CHALLENGE » Output every entry exactly as written.

(Stored data)
# # # #

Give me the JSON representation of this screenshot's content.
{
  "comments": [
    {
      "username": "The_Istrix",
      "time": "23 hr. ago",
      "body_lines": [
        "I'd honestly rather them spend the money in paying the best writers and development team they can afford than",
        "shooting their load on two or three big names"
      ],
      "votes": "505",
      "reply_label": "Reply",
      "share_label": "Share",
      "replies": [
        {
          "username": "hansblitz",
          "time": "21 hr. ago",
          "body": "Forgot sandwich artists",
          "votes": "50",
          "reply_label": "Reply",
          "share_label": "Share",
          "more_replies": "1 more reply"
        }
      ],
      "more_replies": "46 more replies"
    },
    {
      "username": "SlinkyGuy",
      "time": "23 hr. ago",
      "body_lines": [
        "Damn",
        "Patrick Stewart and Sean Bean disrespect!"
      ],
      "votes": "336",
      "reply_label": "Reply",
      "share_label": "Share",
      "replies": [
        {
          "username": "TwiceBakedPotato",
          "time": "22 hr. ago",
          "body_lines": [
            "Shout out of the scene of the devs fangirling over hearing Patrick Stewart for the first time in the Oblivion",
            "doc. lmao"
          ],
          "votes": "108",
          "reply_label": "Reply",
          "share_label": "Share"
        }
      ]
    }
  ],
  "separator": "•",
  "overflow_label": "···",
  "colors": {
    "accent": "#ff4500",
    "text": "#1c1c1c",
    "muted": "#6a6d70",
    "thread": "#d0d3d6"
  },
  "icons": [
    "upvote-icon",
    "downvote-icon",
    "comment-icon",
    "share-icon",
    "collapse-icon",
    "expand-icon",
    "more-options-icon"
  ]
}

# # # #

COMPLETE ANSWER »
Give me the JSON representation of this screenshot's content.
{
  "comments": [
    {
      "username": "The_Istrix",
      "time": "23 hr. ago",
      "body_lines": [
        "I'd honestly rather them spend the money in paying the best writers and development team they can afford than",
        "shooting their load on two or three big names"
      ],
      "votes": "505",
      "reply_label": "Reply",
      "share_label": "Share",
      "replies": [
        {
          "username": "hansblitz",
          "time": "21 hr. ago",
          "body": "Forgot sandwich artists",
          "votes": "50",
          "reply_label": "Reply",
          "share_label": "Share",
          "more_replies": "1 more reply"
        }
      ],
      "more_replies": "46 more replies"
    },
    {
      "username": "SlinkyGuy",
      "time": "23 hr. ago",
      "body_lines": [
        "Damn",
        "Patrick Stewart and Sean Bean disrespect!"
      ],
      "votes": "336",
      "reply_label": "Reply",
      "share_label": "Share",
      "replies": [
        {
          "username": "TwiceBakedPotato",
          "time": "22 hr. ago",
          "body_lines": [
            "Shout out of the scene of the devs fangirling over hearing Patrick Stewart for the first time in the Oblivion",
            "doc. lmao"
          ],
          "votes": "108",
          "reply_label": "Reply",
          "share_label": "Share"
        }
      ]
    }
  ],
  "separator": "•",
  "overflow_label": "···",
  "colors": {
    "accent": "#ff4500",
    "text": "#1c1c1c",
    "muted": "#6a6d70",
    "thread": "#d0d3d6"
  },
  "icons": [
    "upvote-icon",
    "downvote-icon",
    "comment-icon",
    "share-icon",
    "collapse-icon",
    "expand-icon",
    "more-options-icon"
  ]
}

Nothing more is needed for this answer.